## READING TEXT
——

Temporarily protect array from garbage collection
Justin Whear via Digitalmars-d-learn
digitalmars-d-learn at puremagic.com
Thu Apr 24 13:09:38 PDT 2014
On Thu, 24 Apr 2014 19:55:37 +0000, Lars T. Kyllingstad wrote:
> Is it possible to temporarily prevent the garbage collector from
> collecting a memory block even if there are no references to it?
>
> The use case is as follows: I want to call a C library function which
> expects to take ownership of a buffer. It looks something like this:
>
> alias FreeFunc = extern(C) void function(void*, void*)
> nothrow;
>
> extern(C) void foo(void* buf, size_t len,
> FreeFunc free, void* ctx) nothrow;
>
> Here, 'buf' is a pointer to the buffer, 'len' is the length of the
> buffer, 'free' is a function to deallocate the buffer when the library
> is done with it, and 'ctx' is a user-supplied context pointer. Upon
> deallocation, 'free' receives two parameters; the pointer to the buffer
> and the context pointer. The latter can be anything, even null, as it
> is just passed to 'free' and not used for anything else.

——

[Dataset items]
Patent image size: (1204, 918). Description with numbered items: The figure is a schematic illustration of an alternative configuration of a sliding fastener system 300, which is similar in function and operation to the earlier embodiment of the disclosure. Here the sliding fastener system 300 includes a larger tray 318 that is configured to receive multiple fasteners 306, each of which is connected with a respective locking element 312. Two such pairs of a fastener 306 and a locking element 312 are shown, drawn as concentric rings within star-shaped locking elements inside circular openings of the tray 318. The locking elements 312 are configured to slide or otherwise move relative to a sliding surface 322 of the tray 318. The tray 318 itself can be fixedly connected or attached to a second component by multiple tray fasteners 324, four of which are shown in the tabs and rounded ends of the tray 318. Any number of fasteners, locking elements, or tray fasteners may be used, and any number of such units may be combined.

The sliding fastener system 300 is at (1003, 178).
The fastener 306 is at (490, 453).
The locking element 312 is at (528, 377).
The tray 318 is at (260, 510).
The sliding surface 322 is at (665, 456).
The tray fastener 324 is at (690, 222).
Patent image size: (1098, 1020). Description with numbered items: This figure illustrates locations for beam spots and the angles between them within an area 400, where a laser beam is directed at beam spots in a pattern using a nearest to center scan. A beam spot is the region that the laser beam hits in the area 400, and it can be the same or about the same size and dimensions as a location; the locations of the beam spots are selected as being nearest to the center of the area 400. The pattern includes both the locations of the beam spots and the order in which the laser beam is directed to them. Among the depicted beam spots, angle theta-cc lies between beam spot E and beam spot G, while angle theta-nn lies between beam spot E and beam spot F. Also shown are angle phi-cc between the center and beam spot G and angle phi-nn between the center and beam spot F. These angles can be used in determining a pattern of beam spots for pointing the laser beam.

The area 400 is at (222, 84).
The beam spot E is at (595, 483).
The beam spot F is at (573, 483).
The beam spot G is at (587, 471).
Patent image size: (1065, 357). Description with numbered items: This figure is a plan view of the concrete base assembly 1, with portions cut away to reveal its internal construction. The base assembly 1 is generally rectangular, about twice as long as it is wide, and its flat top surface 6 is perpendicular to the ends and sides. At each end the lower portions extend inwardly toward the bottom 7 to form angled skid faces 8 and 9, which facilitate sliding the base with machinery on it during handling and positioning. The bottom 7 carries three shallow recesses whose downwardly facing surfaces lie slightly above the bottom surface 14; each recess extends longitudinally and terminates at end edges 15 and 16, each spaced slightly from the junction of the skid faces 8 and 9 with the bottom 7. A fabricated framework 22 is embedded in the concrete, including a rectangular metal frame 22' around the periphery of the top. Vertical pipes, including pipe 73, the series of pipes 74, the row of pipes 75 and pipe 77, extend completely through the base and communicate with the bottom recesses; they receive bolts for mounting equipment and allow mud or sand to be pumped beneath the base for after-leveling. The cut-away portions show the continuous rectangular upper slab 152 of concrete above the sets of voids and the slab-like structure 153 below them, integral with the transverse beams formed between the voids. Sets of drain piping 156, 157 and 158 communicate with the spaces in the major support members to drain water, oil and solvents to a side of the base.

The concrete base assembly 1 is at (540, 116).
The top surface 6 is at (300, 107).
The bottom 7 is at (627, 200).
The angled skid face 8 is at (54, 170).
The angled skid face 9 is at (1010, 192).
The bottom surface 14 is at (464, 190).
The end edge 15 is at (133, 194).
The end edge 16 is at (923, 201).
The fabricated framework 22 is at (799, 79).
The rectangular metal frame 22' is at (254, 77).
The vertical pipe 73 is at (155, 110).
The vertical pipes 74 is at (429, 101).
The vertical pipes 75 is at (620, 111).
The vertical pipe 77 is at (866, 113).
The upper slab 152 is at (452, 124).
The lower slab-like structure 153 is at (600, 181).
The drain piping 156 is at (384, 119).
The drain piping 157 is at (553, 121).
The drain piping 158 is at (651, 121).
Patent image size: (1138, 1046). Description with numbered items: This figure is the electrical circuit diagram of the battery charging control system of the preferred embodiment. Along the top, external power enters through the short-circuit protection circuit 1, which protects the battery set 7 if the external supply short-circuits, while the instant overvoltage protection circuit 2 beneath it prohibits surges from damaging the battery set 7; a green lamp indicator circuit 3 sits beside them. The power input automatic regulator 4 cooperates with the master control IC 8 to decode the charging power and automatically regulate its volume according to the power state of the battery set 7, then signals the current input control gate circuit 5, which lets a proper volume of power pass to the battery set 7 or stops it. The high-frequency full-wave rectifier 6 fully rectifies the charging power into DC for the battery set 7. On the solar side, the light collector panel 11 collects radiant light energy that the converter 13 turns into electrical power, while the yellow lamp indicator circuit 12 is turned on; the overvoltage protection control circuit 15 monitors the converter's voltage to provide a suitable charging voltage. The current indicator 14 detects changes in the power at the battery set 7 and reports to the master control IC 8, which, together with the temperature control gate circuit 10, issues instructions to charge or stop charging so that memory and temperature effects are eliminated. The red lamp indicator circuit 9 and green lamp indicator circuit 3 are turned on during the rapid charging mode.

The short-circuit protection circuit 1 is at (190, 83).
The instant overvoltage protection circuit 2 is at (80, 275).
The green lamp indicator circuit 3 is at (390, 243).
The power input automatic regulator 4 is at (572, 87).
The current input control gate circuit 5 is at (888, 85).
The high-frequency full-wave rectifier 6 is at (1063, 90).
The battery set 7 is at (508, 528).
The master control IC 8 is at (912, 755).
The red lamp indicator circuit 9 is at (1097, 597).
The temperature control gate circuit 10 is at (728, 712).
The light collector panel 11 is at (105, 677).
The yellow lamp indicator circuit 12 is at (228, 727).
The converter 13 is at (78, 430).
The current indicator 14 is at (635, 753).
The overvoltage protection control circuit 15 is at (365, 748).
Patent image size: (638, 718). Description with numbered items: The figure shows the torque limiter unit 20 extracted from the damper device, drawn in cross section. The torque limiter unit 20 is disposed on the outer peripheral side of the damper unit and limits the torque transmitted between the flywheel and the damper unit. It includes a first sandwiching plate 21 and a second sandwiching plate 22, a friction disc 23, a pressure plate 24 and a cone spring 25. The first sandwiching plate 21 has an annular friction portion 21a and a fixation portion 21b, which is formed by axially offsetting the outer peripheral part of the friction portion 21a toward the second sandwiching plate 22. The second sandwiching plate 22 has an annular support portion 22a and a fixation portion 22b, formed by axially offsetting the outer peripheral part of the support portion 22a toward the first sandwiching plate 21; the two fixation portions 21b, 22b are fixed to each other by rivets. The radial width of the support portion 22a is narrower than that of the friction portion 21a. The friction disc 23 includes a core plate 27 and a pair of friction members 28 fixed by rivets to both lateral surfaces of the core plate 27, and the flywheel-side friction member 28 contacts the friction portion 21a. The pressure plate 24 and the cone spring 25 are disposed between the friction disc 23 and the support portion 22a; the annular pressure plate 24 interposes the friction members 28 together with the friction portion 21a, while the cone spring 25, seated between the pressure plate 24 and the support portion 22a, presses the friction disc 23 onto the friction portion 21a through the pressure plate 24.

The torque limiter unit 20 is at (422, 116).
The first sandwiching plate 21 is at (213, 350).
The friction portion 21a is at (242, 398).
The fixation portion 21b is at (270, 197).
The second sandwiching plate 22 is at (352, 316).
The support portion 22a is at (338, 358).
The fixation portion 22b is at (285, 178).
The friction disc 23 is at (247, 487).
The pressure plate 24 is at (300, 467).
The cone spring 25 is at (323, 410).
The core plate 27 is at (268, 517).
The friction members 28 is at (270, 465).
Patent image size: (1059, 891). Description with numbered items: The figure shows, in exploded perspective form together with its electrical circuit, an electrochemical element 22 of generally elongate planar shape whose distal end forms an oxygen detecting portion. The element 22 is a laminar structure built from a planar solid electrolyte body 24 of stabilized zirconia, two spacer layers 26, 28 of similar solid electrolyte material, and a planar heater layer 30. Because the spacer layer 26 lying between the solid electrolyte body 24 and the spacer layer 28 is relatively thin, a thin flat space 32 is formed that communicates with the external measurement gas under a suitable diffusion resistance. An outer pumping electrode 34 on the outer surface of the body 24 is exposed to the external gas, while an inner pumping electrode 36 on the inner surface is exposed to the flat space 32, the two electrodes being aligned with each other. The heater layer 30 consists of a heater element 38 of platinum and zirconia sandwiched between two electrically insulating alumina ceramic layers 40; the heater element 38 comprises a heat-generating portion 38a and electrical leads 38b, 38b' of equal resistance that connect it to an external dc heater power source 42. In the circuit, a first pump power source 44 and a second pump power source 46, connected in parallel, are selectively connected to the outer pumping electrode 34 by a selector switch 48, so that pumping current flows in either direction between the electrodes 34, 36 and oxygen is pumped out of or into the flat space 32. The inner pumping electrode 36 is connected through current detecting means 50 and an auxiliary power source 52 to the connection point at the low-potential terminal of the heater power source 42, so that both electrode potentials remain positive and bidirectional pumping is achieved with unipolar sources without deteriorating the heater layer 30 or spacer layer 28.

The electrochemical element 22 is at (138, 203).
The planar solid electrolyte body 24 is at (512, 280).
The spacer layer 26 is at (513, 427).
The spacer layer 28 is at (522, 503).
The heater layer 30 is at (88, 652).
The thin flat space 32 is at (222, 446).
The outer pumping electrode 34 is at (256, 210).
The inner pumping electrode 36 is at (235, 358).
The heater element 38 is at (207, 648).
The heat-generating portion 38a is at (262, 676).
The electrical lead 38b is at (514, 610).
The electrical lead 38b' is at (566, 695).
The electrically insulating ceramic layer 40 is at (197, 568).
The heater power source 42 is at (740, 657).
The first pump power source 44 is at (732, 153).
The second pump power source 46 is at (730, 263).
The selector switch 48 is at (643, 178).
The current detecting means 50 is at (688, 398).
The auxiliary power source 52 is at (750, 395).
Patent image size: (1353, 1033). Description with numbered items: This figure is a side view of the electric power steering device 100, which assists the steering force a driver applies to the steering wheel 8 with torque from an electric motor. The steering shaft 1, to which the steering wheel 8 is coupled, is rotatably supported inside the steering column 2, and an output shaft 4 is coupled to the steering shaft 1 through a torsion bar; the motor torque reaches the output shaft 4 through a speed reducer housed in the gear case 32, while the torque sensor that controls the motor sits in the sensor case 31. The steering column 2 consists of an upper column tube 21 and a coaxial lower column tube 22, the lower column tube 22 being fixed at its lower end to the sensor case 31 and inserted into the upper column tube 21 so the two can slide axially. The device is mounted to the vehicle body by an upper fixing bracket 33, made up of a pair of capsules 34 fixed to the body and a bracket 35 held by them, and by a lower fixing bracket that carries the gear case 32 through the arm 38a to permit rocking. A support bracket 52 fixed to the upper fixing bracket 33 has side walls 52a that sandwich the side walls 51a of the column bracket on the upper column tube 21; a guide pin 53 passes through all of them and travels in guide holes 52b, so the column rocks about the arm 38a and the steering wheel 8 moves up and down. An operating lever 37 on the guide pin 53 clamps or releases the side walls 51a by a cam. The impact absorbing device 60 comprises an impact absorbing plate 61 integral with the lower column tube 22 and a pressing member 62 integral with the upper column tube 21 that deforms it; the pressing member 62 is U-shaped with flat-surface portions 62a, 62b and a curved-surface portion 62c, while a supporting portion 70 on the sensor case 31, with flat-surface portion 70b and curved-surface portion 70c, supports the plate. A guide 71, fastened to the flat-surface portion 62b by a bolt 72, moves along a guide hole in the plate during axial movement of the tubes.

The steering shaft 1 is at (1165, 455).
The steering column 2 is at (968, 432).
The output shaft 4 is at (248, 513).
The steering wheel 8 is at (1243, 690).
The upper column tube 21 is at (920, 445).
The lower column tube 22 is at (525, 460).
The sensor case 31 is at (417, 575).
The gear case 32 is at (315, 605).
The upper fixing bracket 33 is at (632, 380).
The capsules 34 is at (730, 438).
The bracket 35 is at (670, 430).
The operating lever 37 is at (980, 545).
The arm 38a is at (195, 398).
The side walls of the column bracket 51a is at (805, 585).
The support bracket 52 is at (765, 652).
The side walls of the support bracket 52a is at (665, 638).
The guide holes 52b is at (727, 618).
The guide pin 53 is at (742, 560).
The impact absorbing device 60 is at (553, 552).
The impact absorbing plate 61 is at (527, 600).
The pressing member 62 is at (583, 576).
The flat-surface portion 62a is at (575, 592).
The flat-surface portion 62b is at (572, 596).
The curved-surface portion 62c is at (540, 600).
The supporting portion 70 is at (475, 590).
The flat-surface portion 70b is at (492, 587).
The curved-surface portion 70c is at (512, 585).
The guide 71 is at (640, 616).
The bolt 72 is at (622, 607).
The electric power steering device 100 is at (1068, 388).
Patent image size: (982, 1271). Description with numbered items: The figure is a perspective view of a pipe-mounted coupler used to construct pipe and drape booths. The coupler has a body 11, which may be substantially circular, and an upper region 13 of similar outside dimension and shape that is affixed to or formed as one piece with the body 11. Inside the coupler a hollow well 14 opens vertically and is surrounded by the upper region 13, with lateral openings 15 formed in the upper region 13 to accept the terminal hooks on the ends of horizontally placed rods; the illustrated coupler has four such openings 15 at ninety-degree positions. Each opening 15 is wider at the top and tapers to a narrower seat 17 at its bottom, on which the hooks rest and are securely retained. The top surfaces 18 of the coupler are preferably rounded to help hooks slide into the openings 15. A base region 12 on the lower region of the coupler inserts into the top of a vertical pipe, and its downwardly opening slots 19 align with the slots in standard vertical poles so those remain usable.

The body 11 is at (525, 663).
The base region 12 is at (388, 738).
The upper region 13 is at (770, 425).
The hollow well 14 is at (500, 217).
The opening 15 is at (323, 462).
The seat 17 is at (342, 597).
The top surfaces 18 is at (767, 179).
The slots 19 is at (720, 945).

——

## WORK ORDER A
Using the mailing-list post on protecting an array from garbage collection, answer these questions:
(i) Who wrote the quoted message, and at what date and time?
(ii) What does the parameter 'len' represent?
(iii) What two parameters does 'free' receive upon deallocation?
## WORK ORDER B
List every parameter of the C function foo as declared in the mailing-list post.
## WORK ORDER C
Continue the mailing-list post on protecting an array from garbage collection, beginning after its final sentence.
The entries were taken from a separate source.

## FINAL ANSWER A
(i) Lars T. Kyllingstad, on Thu, 24 Apr 2014 19:55:37 +0000.
(ii) The length of the buffer.
(iii) The pointer to the buffer and the context pointer.

## FINAL ANSWER B
buf, len, free, ctx

## FINAL ANSWER C
>
> Here is the problem: I want to be able to use a garbage-collected
> dynamic array with this function, but I don't want to have to retain a
> reference to it in my program. (I don't know when the C library will
> call the free function.) In other words, I want something like this:
>
> extern(C) void myFree(void* ptr, void* ctx)
> {
> enableGCFor(ptr);
> }
>
> auto arr = new int[123];
> disableGCFor(arr);
> foo(arr.ptr, arr.length, &myFree, null);
> arr = null;
>
> Is this at all possible?
>
> Thanks,
> Lars
You can use GC.addRoot() from core.memory before passing the pointer to
the C function, then use GC.removeRoot in your myFree function.